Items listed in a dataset
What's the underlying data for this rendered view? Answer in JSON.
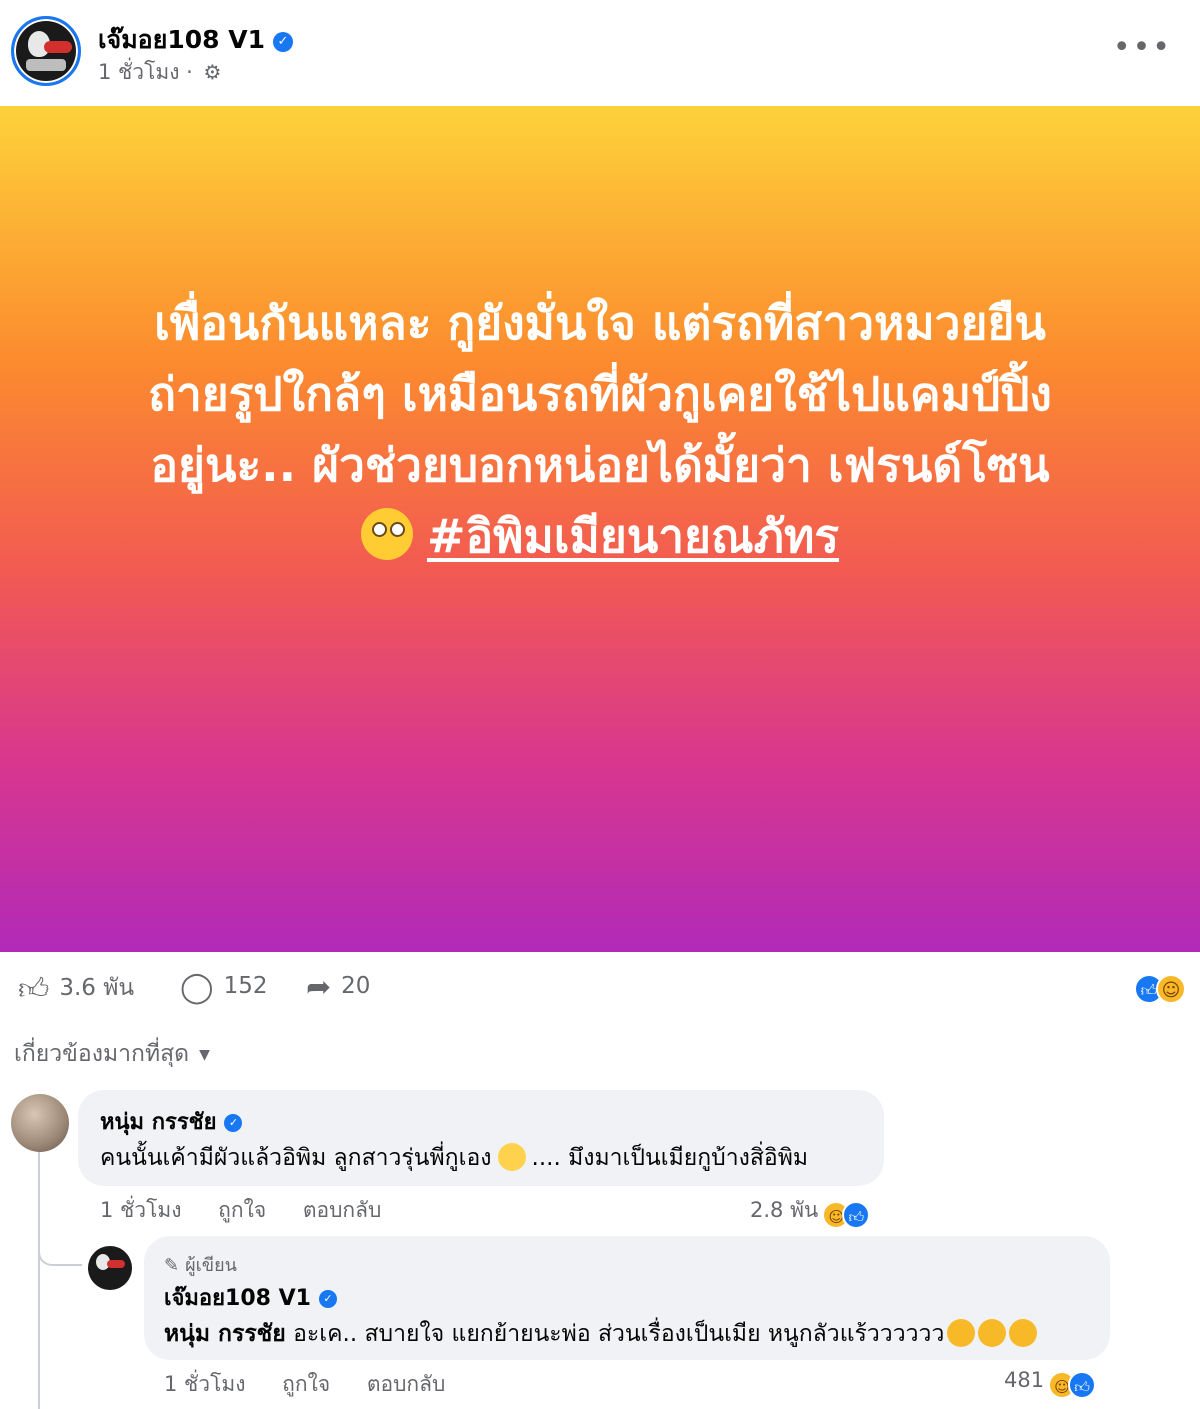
{
  "post": {
    "author": "เจ๊มอย108 V1",
    "time": "1 ชั่วโมง ·",
    "text_lines": [
      "เพื่อนกันแหละ กูยังมั่นใจ แต่รถที่สาวหมวยยืน",
      "ถ่ายรูปใกล้ๆ เหมือนรถที่ผัวกูเคยใช้ไปแคมป์ปิ้ง",
      "อยู่นะ.. ผัวช่วยบอกหน่อยได้มั้ยว่า เฟรนด์โซน"
    ],
    "hashtag": "#อิพิมเมียนายณภัทร",
    "background": [
      "#fdd23a",
      "#fc8b2e",
      "#f25a52",
      "#d8368f",
      "#b12ab8"
    ]
  },
  "actions": {
    "likes": "3.6 พัน",
    "comments": "152",
    "shares": "20"
  },
  "icons": {
    "like": "thumbs-up-icon",
    "comment": "comment-bubble-icon",
    "share": "share-arrow-icon",
    "settings": "gear-icon",
    "more": "more-dots-icon"
  },
  "sort": {
    "label": "เกี่ยวข้องมากที่สุด"
  },
  "comments": [
    {
      "name": "หนุ่ม กรรชัย",
      "text_before": "คนนั้นเค้ามีผัวแล้วอิพิม ลูกสาวรุ่นพี่กูเอง",
      "text_after": ".... มึงมาเป็นเมียกูบ้างสิ่อิพิม",
      "time": "1 ชั่วโมง",
      "like_label": "ถูกใจ",
      "reply_label": "ตอบกลับ",
      "reaction_count": "2.8 พัน"
    },
    {
      "badge": "ผู้เขียน",
      "name": "เจ๊มอย108 V1",
      "mention": "หนุ่ม กรรชัย",
      "text": "อะเค.. สบายใจ แยกย้ายนะพ่อ ส่วนเรื่องเป็นเมีย หนูกลัวแร้วววววว",
      "time": "1 ชั่วโมง",
      "like_label": "ถูกใจ",
      "reply_label": "ตอบกลับ",
      "reaction_count": "481"
    }
  ]
}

WHAT TO WORK ON:
Your copy should match the entries exactly, minus the pictures.

EXERCISE SOLUTION:
What's the underlying data for this rendered view? Answer in JSON.
{
  "post": {
    "author": "เจ๊มอย108 V1",
    "time": "1 ชั่วโมง ·",
    "text_lines": [
      "เพื่อนกันแหละ กูยังมั่นใจ แต่รถที่สาวหมวยยืน",
      "ถ่ายรูปใกล้ๆ เหมือนรถที่ผัวกูเคยใช้ไปแคมป์ปิ้ง",
      "อยู่นะ.. ผัวช่วยบอกหน่อยได้มั้ยว่า เฟรนด์โซน"
    ],
    "hashtag": "#อิพิมเมียนายณภัทร",
    "background": [
      "#fdd23a",
      "#fc8b2e",
      "#f25a52",
      "#d8368f",
      "#b12ab8"
    ]
  },
  "actions": {
    "likes": "3.6 พัน",
    "comments": "152",
    "shares": "20"
  },
  "icons": {
    "like": "thumbs-up-icon",
    "comment": "comment-bubble-icon",
    "share": "share-arrow-icon",
    "settings": "gear-icon",
    "more": "more-dots-icon"
  },
  "sort": {
    "label": "เกี่ยวข้องมากที่สุด"
  },
  "comments": [
    {
      "name": "หนุ่ม กรรชัย",
      "text_before": "คนนั้นเค้ามีผัวแล้วอิพิม ลูกสาวรุ่นพี่กูเอง",
      "text_after": ".... มึงมาเป็นเมียกูบ้างสิ่อิพิม",
      "time": "1 ชั่วโมง",
      "like_label": "ถูกใจ",
      "reply_label": "ตอบกลับ",
      "reaction_count": "2.8 พัน"
    },
    {
      "badge": "ผู้เขียน",
      "name": "เจ๊มอย108 V1",
      "mention": "หนุ่ม กรรชัย",
      "text": "อะเค.. สบายใจ แยกย้ายนะพ่อ ส่วนเรื่องเป็นเมีย หนูกลัวแร้วววววว",
      "time": "1 ชั่วโมง",
      "like_label": "ถูกใจ",
      "reply_label": "ตอบกลับ",
      "reaction_count": "481"
    }
  ]
}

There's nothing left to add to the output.